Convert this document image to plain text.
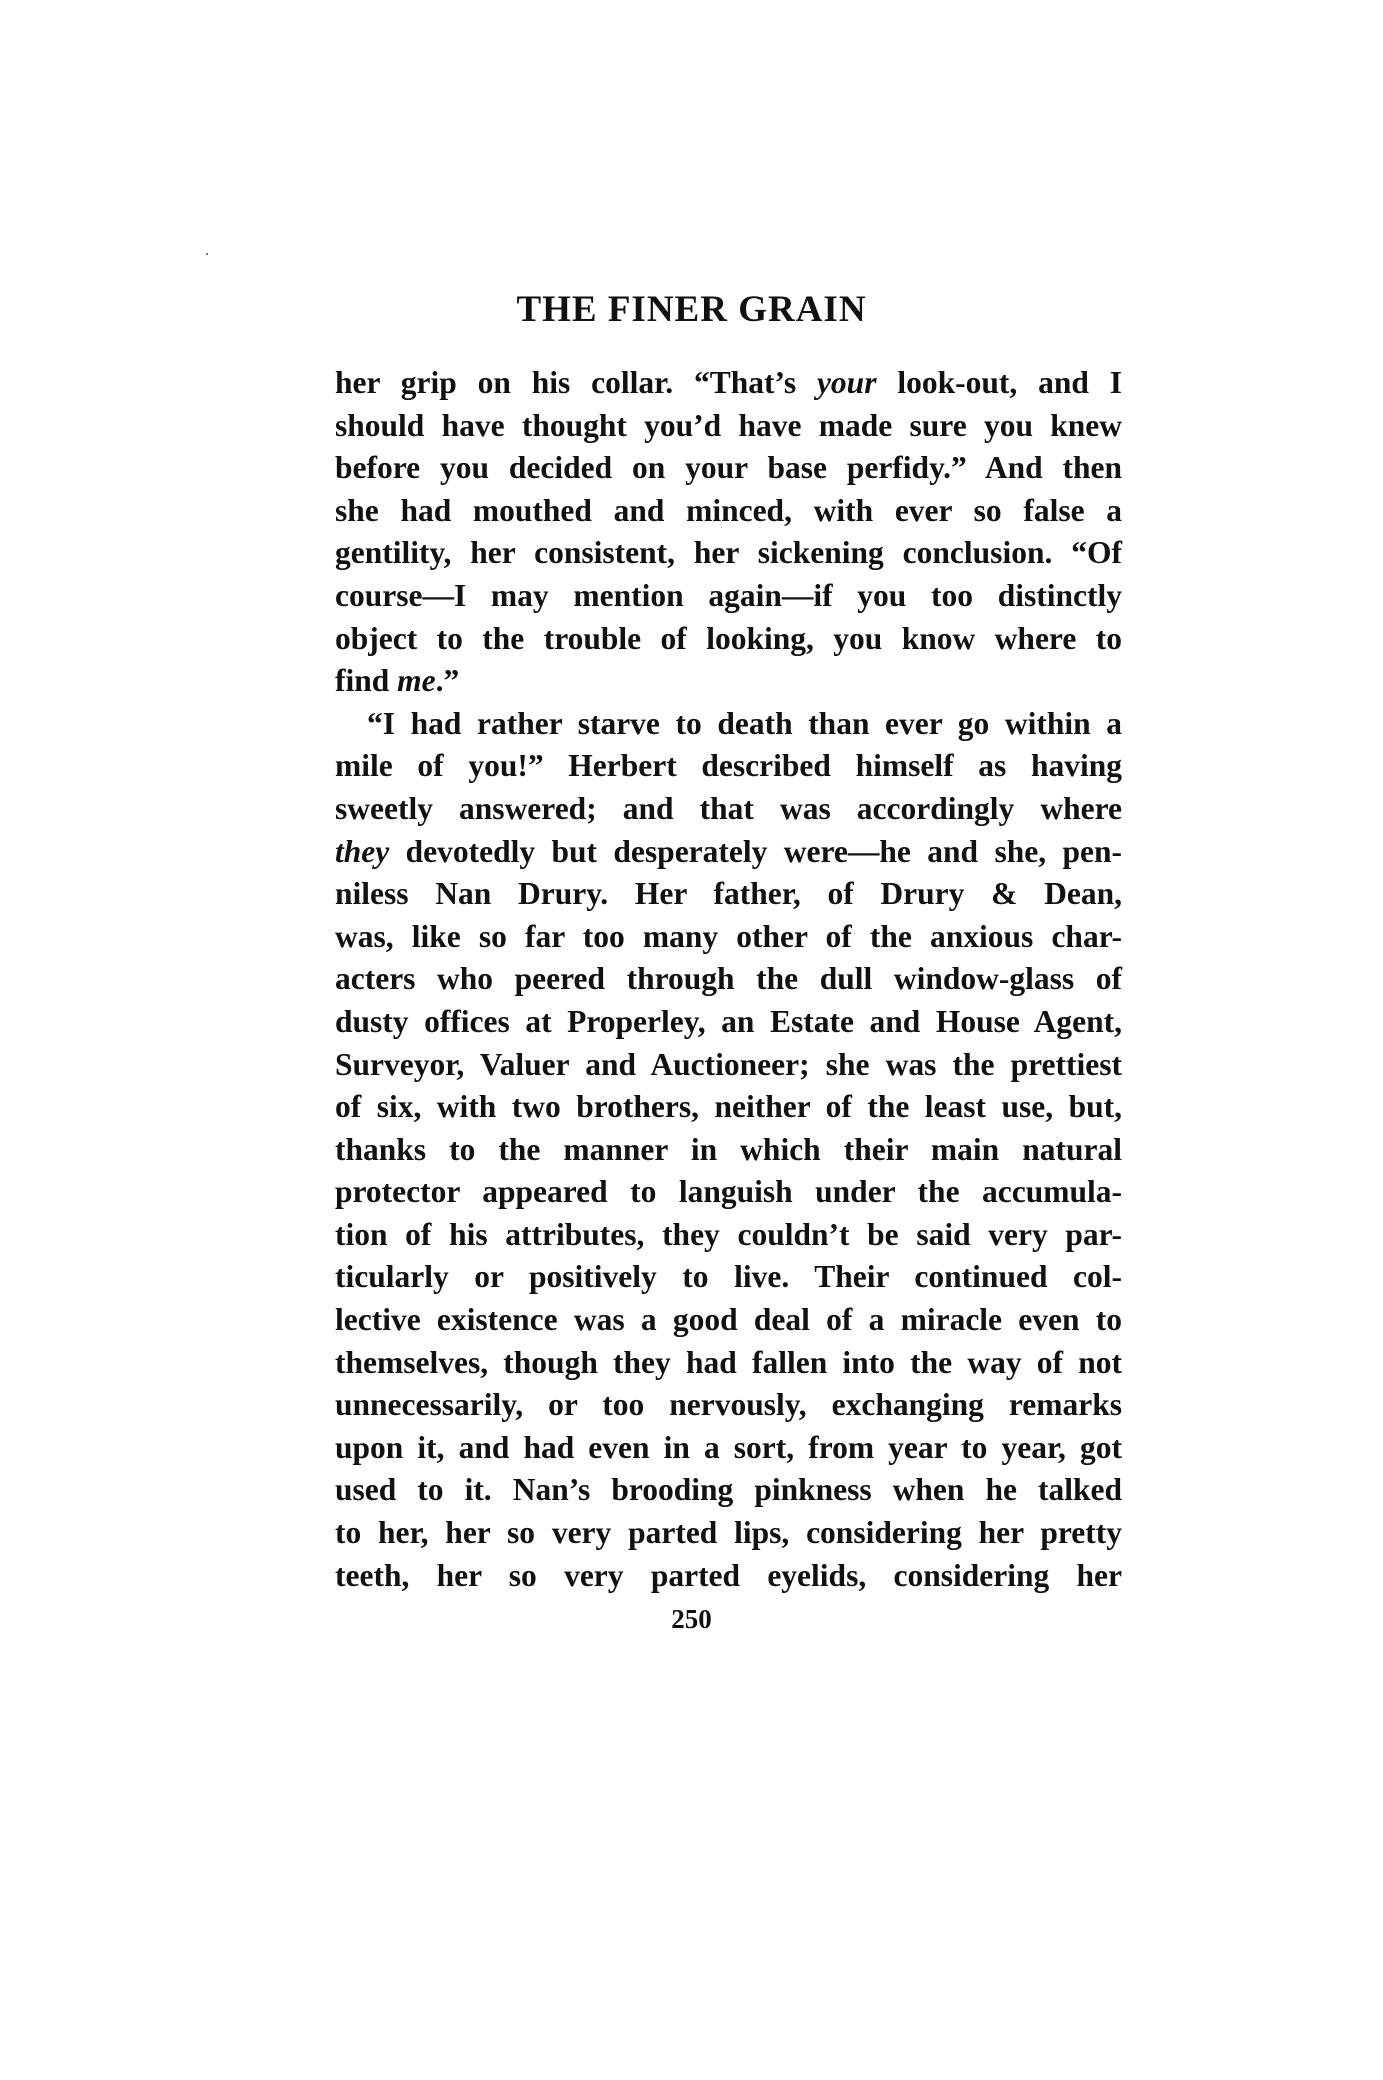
THE FINER GRAIN
her grip on his collar. “That’s your look-out, and I
should have thought you’d have made sure you knew
before you decided on your base perfidy.” And then
she had mouthed and minced, with ever so false a
gentility, her consistent, her sickening conclusion. “Of
course—I may mention again—if you too distinctly
object to the trouble of looking, you know where to
find me.”
“I had rather starve to death than ever go within a
mile of you!” Herbert described himself as having
sweetly answered; and that was accordingly where
they devotedly but desperately were—he and she, pen-
niless Nan Drury. Her father, of Drury & Dean,
was, like so far too many other of the anxious char-
acters who peered through the dull window-glass of
dusty offices at Properley, an Estate and House Agent,
Surveyor, Valuer and Auctioneer; she was the prettiest
of six, with two brothers, neither of the least use, but,
thanks to the manner in which their main natural
protector appeared to languish under the accumula-
tion of his attributes, they couldn’t be said very par-
ticularly or positively to live. Their continued col-
lective existence was a good deal of a miracle even to
themselves, though they had fallen into the way of not
unnecessarily, or too nervously, exchanging remarks
upon it, and had even in a sort, from year to year, got
used to it. Nan’s brooding pinkness when he talked
to her, her so very parted lips, considering her pretty
teeth, her so very parted eyelids, considering her
250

+++++

*TASK DETAILS*.
Leave out the pictures and repeat everything else in the records exactly.

*RESPONSE TO THIS TASK*.
Convert this document image to plain text.
THE FINER GRAIN
her grip on his collar. “That’s your look-out, and I
should have thought you’d have made sure you knew
before you decided on your base perfidy.” And then
she had mouthed and minced, with ever so false a
gentility, her consistent, her sickening conclusion. “Of
course—I may mention again—if you too distinctly
object to the trouble of looking, you know where to
find me.”
“I had rather starve to death than ever go within a
mile of you!” Herbert described himself as having
sweetly answered; and that was accordingly where
they devotedly but desperately were—he and she, pen-
niless Nan Drury. Her father, of Drury & Dean,
was, like so far too many other of the anxious char-
acters who peered through the dull window-glass of
dusty offices at Properley, an Estate and House Agent,
Surveyor, Valuer and Auctioneer; she was the prettiest
of six, with two brothers, neither of the least use, but,
thanks to the manner in which their main natural
protector appeared to languish under the accumula-
tion of his attributes, they couldn’t be said very par-
ticularly or positively to live. Their continued col-
lective existence was a good deal of a miracle even to
themselves, though they had fallen into the way of not
unnecessarily, or too nervously, exchanging remarks
upon it, and had even in a sort, from year to year, got
used to it. Nan’s brooding pinkness when he talked
to her, her so very parted lips, considering her pretty
teeth, her so very parted eyelids, considering her
250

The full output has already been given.